_Written request:_
Quote the entries that follow exactly, leaving none out.

(A run of records)
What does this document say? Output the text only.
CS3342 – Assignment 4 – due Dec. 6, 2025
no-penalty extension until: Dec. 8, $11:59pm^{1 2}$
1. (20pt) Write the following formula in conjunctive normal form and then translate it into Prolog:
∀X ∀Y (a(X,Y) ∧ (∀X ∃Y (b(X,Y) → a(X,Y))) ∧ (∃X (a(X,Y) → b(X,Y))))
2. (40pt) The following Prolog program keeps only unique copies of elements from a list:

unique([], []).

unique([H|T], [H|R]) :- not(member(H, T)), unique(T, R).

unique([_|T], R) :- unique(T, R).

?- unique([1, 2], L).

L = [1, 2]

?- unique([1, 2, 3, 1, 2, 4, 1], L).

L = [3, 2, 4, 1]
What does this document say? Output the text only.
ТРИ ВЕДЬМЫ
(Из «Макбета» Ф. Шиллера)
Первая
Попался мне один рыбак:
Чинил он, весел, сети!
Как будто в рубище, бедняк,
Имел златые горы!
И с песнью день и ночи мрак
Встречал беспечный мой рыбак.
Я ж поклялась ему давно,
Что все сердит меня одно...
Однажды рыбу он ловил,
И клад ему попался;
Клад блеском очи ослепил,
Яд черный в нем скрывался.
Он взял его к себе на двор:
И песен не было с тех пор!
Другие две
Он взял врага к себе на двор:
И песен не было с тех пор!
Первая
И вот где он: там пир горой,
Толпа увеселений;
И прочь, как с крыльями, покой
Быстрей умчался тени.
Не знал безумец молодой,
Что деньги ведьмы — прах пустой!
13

_Task solution:_
What does this document say? Output the text only.
CS3342 – Assignment 4 – due Dec. 6, 2025
no-penalty extension until: Dec. 8, $11:59pm^{1 2}$
1. (20pt) Write the following formula in conjunctive normal form and then translate it into Prolog:
∀X ∀Y (a(X,Y) ∧ (∀X ∃Y (b(X,Y) → a(X,Y))) ∧ (∃X (a(X,Y) → b(X,Y))))
2. (40pt) The following Prolog program keeps only unique copies of elements from a list:

unique([], []).

unique([H|T], [H|R]) :- not(member(H, T)), unique(T, R).

unique([_|T], R) :- unique(T, R).

?- unique([1, 2], L).

L = [1, 2]

?- unique([1, 2, 3, 1, 2, 4, 1], L).

L = [3, 2, 4, 1]
What does this document say? Output the text only.
ТРИ ВЕДЬМЫ
(Из «Макбета» Ф. Шиллера)
Первая
Попался мне один рыбак:
Чинил он, весел, сети!
Как будто в рубище, бедняк,
Имел златые горы!
И с песнью день и ночи мрак
Встречал беспечный мой рыбак.
Я ж поклялась ему давно,
Что все сердит меня одно...
Однажды рыбу он ловил,
И клад ему попался;
Клад блеском очи ослепил,
Яд черный в нем скрывался.
Он взял его к себе на двор:
И песен не было с тех пор!
Другие две
Он взял врага к себе на двор:
И песен не было с тех пор!
Первая
И вот где он: там пир горой,
Толпа увеселений;
И прочь, как с крыльями, покой
Быстрей умчался тени.
Не знал безумец молодой,
Что деньги ведьмы — прах пустой!
13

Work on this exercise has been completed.